INFORMATION SHOWN:
________________________
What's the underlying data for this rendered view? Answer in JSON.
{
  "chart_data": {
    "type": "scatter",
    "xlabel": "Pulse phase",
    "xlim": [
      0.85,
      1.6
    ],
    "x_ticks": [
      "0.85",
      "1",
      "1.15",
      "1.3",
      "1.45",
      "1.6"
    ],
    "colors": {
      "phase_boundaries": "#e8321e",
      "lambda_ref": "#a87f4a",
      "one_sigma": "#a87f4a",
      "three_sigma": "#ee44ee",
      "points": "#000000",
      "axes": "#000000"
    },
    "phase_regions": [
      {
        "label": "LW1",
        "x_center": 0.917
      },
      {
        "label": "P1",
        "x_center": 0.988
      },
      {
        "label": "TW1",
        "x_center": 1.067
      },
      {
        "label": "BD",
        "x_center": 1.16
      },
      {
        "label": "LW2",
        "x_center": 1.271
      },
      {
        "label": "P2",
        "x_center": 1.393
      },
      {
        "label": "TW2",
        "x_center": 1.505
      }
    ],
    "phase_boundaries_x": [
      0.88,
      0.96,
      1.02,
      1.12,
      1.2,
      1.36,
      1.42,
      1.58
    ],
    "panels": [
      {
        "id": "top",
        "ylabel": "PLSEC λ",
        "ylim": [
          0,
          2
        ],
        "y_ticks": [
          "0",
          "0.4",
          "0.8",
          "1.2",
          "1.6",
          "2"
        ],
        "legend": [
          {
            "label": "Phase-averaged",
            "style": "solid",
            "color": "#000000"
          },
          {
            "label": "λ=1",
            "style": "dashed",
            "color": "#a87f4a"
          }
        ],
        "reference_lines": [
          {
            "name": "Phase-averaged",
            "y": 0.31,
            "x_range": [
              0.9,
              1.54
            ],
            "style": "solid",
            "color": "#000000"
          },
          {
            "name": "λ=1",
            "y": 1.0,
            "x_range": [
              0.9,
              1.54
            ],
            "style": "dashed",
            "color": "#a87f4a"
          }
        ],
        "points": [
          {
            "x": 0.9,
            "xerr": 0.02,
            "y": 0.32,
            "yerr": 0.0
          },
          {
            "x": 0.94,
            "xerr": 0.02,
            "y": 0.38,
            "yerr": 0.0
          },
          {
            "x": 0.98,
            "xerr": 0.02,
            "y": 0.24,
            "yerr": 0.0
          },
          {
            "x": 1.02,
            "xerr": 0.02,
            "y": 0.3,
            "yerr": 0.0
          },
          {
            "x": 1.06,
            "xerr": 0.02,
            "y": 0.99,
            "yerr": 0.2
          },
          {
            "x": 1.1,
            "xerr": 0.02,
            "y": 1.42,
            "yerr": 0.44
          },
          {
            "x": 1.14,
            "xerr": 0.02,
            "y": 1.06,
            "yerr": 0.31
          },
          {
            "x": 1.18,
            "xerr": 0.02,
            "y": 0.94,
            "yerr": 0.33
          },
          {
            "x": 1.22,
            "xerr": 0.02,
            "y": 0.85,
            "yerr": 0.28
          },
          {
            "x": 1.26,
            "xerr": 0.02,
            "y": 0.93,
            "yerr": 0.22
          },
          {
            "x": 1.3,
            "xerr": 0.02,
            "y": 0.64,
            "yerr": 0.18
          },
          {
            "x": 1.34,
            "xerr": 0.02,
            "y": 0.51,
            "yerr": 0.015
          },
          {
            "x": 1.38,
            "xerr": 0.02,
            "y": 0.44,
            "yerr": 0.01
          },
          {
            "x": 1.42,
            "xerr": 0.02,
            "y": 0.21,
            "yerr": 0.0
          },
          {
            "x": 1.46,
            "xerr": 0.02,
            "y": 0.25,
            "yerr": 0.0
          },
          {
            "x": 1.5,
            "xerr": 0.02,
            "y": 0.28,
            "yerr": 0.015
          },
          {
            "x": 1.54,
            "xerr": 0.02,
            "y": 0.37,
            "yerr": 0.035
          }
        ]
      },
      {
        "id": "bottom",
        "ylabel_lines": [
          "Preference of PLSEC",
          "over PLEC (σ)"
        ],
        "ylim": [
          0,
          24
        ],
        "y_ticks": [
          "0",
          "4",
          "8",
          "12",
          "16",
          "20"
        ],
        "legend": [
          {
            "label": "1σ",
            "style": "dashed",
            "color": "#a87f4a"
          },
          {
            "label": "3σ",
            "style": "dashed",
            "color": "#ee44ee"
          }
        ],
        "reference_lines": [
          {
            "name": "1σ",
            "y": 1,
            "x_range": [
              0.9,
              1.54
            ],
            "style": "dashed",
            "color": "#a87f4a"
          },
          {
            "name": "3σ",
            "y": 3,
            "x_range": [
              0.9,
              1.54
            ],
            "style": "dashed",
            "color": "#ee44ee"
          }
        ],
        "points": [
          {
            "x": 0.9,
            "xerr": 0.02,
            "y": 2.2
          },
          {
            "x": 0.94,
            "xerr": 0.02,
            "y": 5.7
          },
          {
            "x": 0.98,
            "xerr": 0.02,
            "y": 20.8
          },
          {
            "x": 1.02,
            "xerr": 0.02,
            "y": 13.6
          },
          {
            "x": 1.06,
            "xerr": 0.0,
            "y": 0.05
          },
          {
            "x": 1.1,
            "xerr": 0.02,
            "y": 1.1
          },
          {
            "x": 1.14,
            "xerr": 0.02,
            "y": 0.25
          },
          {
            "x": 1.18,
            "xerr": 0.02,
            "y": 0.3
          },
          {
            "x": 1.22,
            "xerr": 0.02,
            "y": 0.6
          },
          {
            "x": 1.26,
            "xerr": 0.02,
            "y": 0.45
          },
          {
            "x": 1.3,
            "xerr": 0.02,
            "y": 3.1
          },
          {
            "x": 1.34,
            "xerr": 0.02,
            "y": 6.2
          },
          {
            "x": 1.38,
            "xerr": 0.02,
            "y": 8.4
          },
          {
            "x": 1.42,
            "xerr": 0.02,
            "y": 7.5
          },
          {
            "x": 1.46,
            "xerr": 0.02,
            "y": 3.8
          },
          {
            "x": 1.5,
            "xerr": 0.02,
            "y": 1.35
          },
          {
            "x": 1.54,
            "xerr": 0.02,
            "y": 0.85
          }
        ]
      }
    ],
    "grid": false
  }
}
________________________
BRIEF: Using the listing, copy every line where the word "name" shows up.

WRITTEN REPLY:
            "name": "Phase-averaged",
            "name": "λ=1",
            "name": "1σ",
            "name": "3σ",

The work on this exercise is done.